## [Objective]
What follows is a listing; give it again exactly, in its entirety.

#####

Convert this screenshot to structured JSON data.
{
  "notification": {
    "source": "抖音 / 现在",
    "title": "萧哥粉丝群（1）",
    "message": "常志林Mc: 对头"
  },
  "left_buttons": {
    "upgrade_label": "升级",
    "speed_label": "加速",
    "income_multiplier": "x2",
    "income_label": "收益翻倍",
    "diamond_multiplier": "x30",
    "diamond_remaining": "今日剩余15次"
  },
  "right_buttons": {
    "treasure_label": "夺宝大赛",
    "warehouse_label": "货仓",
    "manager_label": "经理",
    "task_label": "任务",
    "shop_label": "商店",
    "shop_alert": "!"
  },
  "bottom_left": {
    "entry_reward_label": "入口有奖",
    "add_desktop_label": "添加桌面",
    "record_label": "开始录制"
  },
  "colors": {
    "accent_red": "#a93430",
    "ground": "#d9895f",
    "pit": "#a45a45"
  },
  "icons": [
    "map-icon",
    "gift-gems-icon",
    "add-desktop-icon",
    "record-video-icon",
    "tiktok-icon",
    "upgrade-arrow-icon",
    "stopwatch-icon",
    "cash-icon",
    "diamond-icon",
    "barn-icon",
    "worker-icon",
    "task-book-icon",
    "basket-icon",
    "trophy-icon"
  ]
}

#####

## [Worked solution]
Convert this screenshot to structured JSON data.
{
  "notification": {
    "source": "抖音 / 现在",
    "title": "萧哥粉丝群（1）",
    "message": "常志林Mc: 对头"
  },
  "left_buttons": {
    "upgrade_label": "升级",
    "speed_label": "加速",
    "income_multiplier": "x2",
    "income_label": "收益翻倍",
    "diamond_multiplier": "x30",
    "diamond_remaining": "今日剩余15次"
  },
  "right_buttons": {
    "treasure_label": "夺宝大赛",
    "warehouse_label": "货仓",
    "manager_label": "经理",
    "task_label": "任务",
    "shop_label": "商店",
    "shop_alert": "!"
  },
  "bottom_left": {
    "entry_reward_label": "入口有奖",
    "add_desktop_label": "添加桌面",
    "record_label": "开始录制"
  },
  "colors": {
    "accent_red": "#a93430",
    "ground": "#d9895f",
    "pit": "#a45a45"
  },
  "icons": [
    "map-icon",
    "gift-gems-icon",
    "add-desktop-icon",
    "record-video-icon",
    "tiktok-icon",
    "upgrade-arrow-icon",
    "stopwatch-icon",
    "cash-icon",
    "diamond-icon",
    "barn-icon",
    "worker-icon",
    "task-book-icon",
    "basket-icon",
    "trophy-icon"
  ]
}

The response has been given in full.